— Written task —
Find the word "investert" in the records below. List each line containing it.

— Supplied material —
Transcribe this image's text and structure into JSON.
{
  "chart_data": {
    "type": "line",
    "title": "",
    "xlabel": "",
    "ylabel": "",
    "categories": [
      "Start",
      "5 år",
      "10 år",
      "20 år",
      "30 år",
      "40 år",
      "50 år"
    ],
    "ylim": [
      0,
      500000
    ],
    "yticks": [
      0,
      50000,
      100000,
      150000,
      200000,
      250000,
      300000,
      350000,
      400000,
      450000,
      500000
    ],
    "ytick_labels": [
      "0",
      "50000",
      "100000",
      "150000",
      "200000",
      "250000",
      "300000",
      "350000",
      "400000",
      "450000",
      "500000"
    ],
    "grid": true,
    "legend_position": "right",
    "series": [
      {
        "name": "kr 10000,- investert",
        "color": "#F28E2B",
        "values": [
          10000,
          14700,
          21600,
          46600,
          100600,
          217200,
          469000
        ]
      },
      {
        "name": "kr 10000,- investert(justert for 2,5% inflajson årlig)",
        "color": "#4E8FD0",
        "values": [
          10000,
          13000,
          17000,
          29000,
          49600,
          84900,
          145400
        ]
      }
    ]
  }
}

— Solution to the problem —
        "name": "kr 10000,- investert",
        "name": "kr 10000,- investert(justert for 2,5% inflajson årlig)",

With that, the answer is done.